## [WHAT IS BEING ASKED]
Your answer should be only a number: how many lines include the word "ذكرا".

***** EXERCISE DATA

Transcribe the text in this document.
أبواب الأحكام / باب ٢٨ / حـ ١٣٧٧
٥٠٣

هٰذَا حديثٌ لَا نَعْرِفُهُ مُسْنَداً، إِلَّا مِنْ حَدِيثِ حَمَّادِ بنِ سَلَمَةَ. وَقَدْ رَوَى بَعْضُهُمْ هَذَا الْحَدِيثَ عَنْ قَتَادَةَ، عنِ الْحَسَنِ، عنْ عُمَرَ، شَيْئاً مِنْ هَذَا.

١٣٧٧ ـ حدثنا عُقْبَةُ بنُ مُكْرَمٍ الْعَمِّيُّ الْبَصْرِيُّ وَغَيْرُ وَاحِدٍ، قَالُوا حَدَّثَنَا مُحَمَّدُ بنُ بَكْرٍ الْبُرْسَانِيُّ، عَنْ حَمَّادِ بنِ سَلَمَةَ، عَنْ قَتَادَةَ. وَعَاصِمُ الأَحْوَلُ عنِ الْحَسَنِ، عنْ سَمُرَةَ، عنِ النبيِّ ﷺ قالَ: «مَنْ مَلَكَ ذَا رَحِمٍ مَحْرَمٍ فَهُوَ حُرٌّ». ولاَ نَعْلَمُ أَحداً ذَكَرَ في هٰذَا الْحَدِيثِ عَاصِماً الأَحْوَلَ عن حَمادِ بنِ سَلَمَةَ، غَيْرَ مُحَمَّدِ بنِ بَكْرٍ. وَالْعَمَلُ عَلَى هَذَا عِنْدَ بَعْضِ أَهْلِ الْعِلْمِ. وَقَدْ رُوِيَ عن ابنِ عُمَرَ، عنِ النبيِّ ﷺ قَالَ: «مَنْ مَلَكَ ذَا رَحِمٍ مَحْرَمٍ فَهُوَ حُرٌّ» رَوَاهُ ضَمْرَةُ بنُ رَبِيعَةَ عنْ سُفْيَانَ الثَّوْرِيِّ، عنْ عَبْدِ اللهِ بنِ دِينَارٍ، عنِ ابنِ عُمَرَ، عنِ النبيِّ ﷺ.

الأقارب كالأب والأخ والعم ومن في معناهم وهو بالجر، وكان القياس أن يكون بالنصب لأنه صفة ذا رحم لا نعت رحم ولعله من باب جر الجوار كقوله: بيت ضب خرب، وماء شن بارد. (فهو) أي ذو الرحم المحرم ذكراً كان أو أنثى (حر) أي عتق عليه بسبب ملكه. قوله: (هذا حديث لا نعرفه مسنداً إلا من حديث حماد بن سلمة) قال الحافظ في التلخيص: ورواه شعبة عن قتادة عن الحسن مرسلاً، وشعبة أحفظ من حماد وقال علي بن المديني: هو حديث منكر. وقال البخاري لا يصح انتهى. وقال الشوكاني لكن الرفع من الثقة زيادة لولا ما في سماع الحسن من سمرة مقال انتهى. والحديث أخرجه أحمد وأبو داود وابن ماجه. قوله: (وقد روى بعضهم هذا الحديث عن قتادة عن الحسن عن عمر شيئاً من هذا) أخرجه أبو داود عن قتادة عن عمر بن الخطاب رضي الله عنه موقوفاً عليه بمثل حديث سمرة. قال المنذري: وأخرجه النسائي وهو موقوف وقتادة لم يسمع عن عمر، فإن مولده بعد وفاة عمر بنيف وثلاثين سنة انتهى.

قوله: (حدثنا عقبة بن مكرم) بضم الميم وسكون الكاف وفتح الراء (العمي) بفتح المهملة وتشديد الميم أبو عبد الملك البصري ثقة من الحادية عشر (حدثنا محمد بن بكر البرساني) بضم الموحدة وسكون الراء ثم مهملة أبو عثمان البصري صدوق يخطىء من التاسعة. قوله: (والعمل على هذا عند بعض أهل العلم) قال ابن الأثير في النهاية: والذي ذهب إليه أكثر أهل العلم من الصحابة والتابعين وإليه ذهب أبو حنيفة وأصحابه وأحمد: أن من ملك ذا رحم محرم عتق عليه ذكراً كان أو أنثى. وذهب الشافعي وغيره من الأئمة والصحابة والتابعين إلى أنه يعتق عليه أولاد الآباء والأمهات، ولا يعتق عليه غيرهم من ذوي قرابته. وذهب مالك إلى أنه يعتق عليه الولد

**********

## [CORRECT RESPONSE]
2